** What the exercise asks **
Filter this material down to the lines that hold "ізотіоціанат", copying each one.
── Extracted information
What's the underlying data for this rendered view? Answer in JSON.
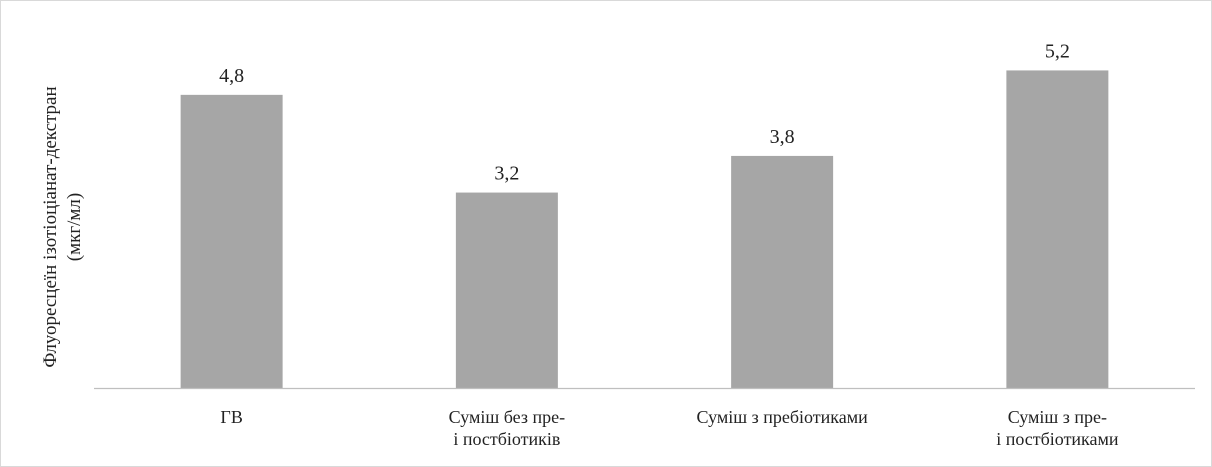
{
  "chart_data": {
    "type": "bar",
    "title": "",
    "xlabel": "",
    "ylabel": "Флуоресцеїн ізотіоціанат-декстран (мкг/мл)",
    "ylabel_lines": [
      "Флуоресцеїн ізотіоціанат-декстран",
      "(мкг/мл)"
    ],
    "categories": [
      [
        "ГВ"
      ],
      [
        "Суміш без пре-",
        "і постбіотиків"
      ],
      [
        "Суміш з пребіотиками"
      ],
      [
        "Суміш з пре-",
        "і постбіотиками"
      ]
    ],
    "values": [
      4.8,
      3.2,
      3.8,
      5.2
    ],
    "value_labels": [
      "4,8",
      "3,2",
      "3,8",
      "5,2"
    ],
    "ylim": [
      0,
      5.6
    ],
    "grid": false,
    "legend": "none",
    "bar_color": "#a6a6a6",
    "axis_color": "#bfbfbf"
  }
}
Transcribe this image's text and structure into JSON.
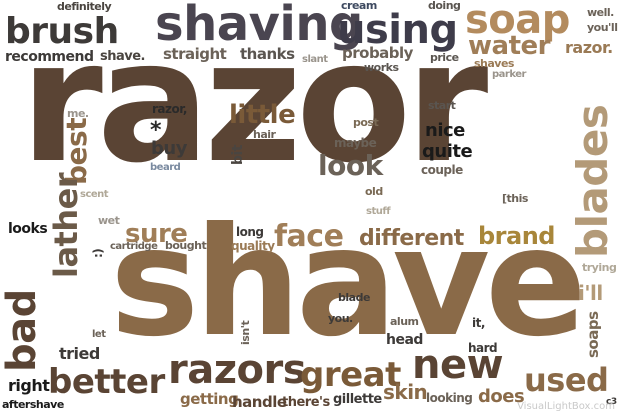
{
  "words": [
    {
      "id": "razor",
      "text": "razor",
      "color": "#5a4434"
    },
    {
      "id": "shave",
      "text": "shave",
      "color": "#8a6a48"
    },
    {
      "id": "brush",
      "text": "brush",
      "color": "#3d3a38"
    },
    {
      "id": "shaving",
      "text": "shaving",
      "color": "#4a4550"
    },
    {
      "id": "using",
      "text": "using",
      "color": "#3e3c4a"
    },
    {
      "id": "soap",
      "text": "soap",
      "color": "#b38b5e"
    },
    {
      "id": "water",
      "text": "water",
      "color": "#a07e58"
    },
    {
      "id": "razor-dot",
      "text": "razor.",
      "color": "#9a7a55"
    },
    {
      "id": "well",
      "text": "well.",
      "color": "#6b6258"
    },
    {
      "id": "youll",
      "text": "you'll",
      "color": "#6b6258"
    },
    {
      "id": "definitely",
      "text": "definitely",
      "color": "#4a4540"
    },
    {
      "id": "cream",
      "text": "cream",
      "color": "#3e4a60"
    },
    {
      "id": "doing",
      "text": "doing",
      "color": "#5a5550"
    },
    {
      "id": "recommend",
      "text": "recommend",
      "color": "#3d3a38"
    },
    {
      "id": "shave-dot",
      "text": "shave.",
      "color": "#4a4540"
    },
    {
      "id": "straight",
      "text": "straight",
      "color": "#6b6258"
    },
    {
      "id": "thanks",
      "text": "thanks",
      "color": "#5a5550"
    },
    {
      "id": "slant",
      "text": "slant",
      "color": "#9a948c"
    },
    {
      "id": "probably",
      "text": "probably",
      "color": "#6b6258"
    },
    {
      "id": "works",
      "text": "works",
      "color": "#5a5550"
    },
    {
      "id": "price",
      "text": "price",
      "color": "#5a5550"
    },
    {
      "id": "shaves",
      "text": "shaves",
      "color": "#9a7a55"
    },
    {
      "id": "parker",
      "text": "parker",
      "color": "#9a948c"
    },
    {
      "id": "me",
      "text": "me.",
      "color": "#9a948c"
    },
    {
      "id": "razor-comma",
      "text": "razor,",
      "color": "#2a2a2a"
    },
    {
      "id": "post",
      "text": "post",
      "color": "#7a6a55"
    },
    {
      "id": "start",
      "text": "start",
      "color": "#5a5550"
    },
    {
      "id": "little",
      "text": "little",
      "color": "#7a5a38"
    },
    {
      "id": "hair",
      "text": "hair",
      "color": "#6b6258"
    },
    {
      "id": "best",
      "text": "best",
      "color": "#8a6a48"
    },
    {
      "id": "asterisk",
      "text": "*",
      "color": "#2a2a2a"
    },
    {
      "id": "buy",
      "text": "buy",
      "color": "#3d3a38"
    },
    {
      "id": "beard",
      "text": "beard",
      "color": "#7a8aa0"
    },
    {
      "id": "bit",
      "text": "bit",
      "color": "#4a4540"
    },
    {
      "id": "maybe",
      "text": "maybe",
      "color": "#6b6258"
    },
    {
      "id": "look",
      "text": "look",
      "color": "#6b6258"
    },
    {
      "id": "nice",
      "text": "nice",
      "color": "#1a1a1a"
    },
    {
      "id": "quite",
      "text": "quite",
      "color": "#1a1a1a"
    },
    {
      "id": "couple",
      "text": "couple",
      "color": "#6b6258"
    },
    {
      "id": "blades",
      "text": "blades",
      "color": "#b39a78"
    },
    {
      "id": "scent",
      "text": "scent",
      "color": "#b0a898"
    },
    {
      "id": "old",
      "text": "old",
      "color": "#7a6a55"
    },
    {
      "id": "this",
      "text": "[this",
      "color": "#6b6258"
    },
    {
      "id": "stuff",
      "text": "stuff",
      "color": "#b0a898"
    },
    {
      "id": "lather",
      "text": "lather",
      "color": "#6b5a48"
    },
    {
      "id": "wet",
      "text": "wet",
      "color": "#9a948c"
    },
    {
      "id": "sure",
      "text": "sure",
      "color": "#a07e58"
    },
    {
      "id": "long",
      "text": "long",
      "color": "#3d3a38"
    },
    {
      "id": "quality",
      "text": "quality",
      "color": "#9a7a55"
    },
    {
      "id": "face",
      "text": "face",
      "color": "#a07e58"
    },
    {
      "id": "different",
      "text": "different",
      "color": "#8a6a48"
    },
    {
      "id": "brand",
      "text": "brand",
      "color": "#a8863a"
    },
    {
      "id": "looks",
      "text": "looks",
      "color": "#1a1a1a"
    },
    {
      "id": "smiley",
      "text": ":)",
      "color": "#3d3a38"
    },
    {
      "id": "cartridge",
      "text": "cartridge",
      "color": "#6b6258"
    },
    {
      "id": "bought",
      "text": "bought",
      "color": "#6b6258"
    },
    {
      "id": "trying",
      "text": "trying",
      "color": "#b0a898"
    },
    {
      "id": "ill",
      "text": "i'll",
      "color": "#b39a78"
    },
    {
      "id": "blade",
      "text": "blade",
      "color": "#5a4434"
    },
    {
      "id": "bad",
      "text": "bad",
      "color": "#3d3a38"
    },
    {
      "id": "you",
      "text": "you.",
      "color": "#3d3a38"
    },
    {
      "id": "isnt",
      "text": "isn't",
      "color": "#6b6258"
    },
    {
      "id": "let",
      "text": "let",
      "color": "#6b6258"
    },
    {
      "id": "alum",
      "text": "alum",
      "color": "#6b6258"
    },
    {
      "id": "it",
      "text": "it,",
      "color": "#3d3a38"
    },
    {
      "id": "soaps",
      "text": "soaps",
      "color": "#7a6a55"
    },
    {
      "id": "tried",
      "text": "tried",
      "color": "#3d3a38"
    },
    {
      "id": "head",
      "text": "head",
      "color": "#3d3a38"
    },
    {
      "id": "hard",
      "text": "hard",
      "color": "#3d3a38"
    },
    {
      "id": "better",
      "text": "better",
      "color": "#5a4434"
    },
    {
      "id": "razors",
      "text": "razors",
      "color": "#5a4434"
    },
    {
      "id": "great",
      "text": "great",
      "color": "#7a5a38"
    },
    {
      "id": "new",
      "text": "new",
      "color": "#5a4434"
    },
    {
      "id": "used",
      "text": "used",
      "color": "#8a6a48"
    },
    {
      "id": "skin",
      "text": "skin",
      "color": "#8a6a48"
    },
    {
      "id": "right",
      "text": "right",
      "color": "#1a1a1a"
    },
    {
      "id": "aftershave",
      "text": "aftershave",
      "color": "#1a1a1a"
    },
    {
      "id": "getting",
      "text": "getting",
      "color": "#8a6a48"
    },
    {
      "id": "handle",
      "text": "handle",
      "color": "#5a4434"
    },
    {
      "id": "theres",
      "text": "there's",
      "color": "#5a4434"
    },
    {
      "id": "gillette",
      "text": "gillette",
      "color": "#3d3a38"
    },
    {
      "id": "looking",
      "text": "looking",
      "color": "#6b6258"
    },
    {
      "id": "does",
      "text": "does",
      "color": "#8a6a48"
    },
    {
      "id": "c3",
      "text": "c3",
      "color": "#3d3a38"
    }
  ],
  "watermark": {
    "text": "VisualLightBox.com"
  }
}
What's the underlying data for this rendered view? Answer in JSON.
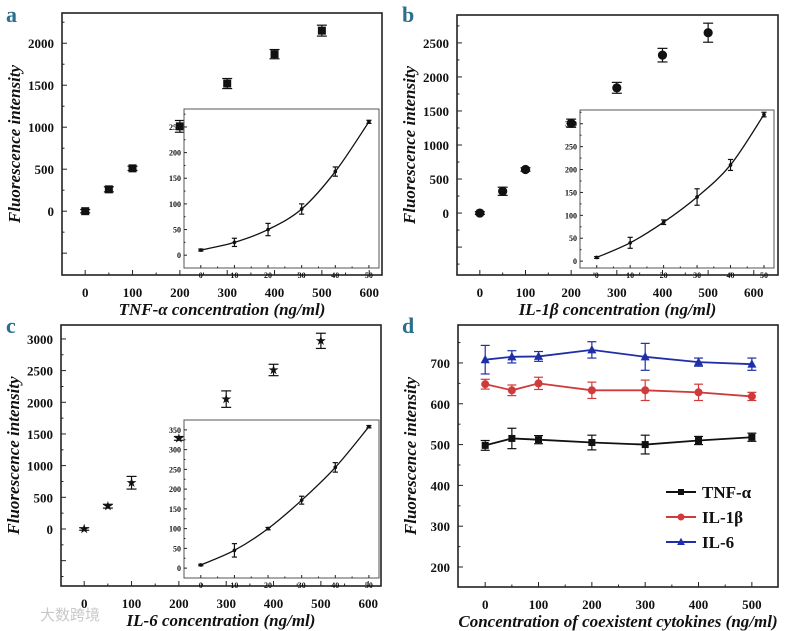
────
** Correct response **
    "ylabel": "Флуоресцеїн ізотіоціанат-декстран (мкг/мл)",
      "Флуоресцеїн ізотіоціанат-декстран",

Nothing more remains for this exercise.